WHAT TO WORK ON: Retype all of the data. Every line must match exactly.

EXERCISE MATERIALS:

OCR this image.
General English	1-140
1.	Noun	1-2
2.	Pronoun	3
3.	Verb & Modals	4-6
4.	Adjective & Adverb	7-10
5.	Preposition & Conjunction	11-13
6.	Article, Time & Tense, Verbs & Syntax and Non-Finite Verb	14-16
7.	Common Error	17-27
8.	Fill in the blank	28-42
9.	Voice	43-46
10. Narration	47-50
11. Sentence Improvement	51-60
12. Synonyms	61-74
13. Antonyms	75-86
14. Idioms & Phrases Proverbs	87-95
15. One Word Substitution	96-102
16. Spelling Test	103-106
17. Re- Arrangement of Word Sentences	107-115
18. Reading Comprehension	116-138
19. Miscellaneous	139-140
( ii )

TASK OUTPUT:
OCR this image.
General English	1-140
1.	Noun	1-2
2.	Pronoun	3
3.	Verb & Modals	4-6
4.	Adjective & Adverb	7-10
5.	Preposition & Conjunction	11-13
6.	Article, Time & Tense, Verbs & Syntax and Non-Finite Verb	14-16
7.	Common Error	17-27
8.	Fill in the blank	28-42
9.	Voice	43-46
10. Narration	47-50
11. Sentence Improvement	51-60
12. Synonyms	61-74
13. Antonyms	75-86
14. Idioms & Phrases Proverbs	87-95
15. One Word Substitution	96-102
16. Spelling Test	103-106
17. Re- Arrangement of Word Sentences	107-115
18. Reading Comprehension	116-138
19. Miscellaneous	139-140
( ii )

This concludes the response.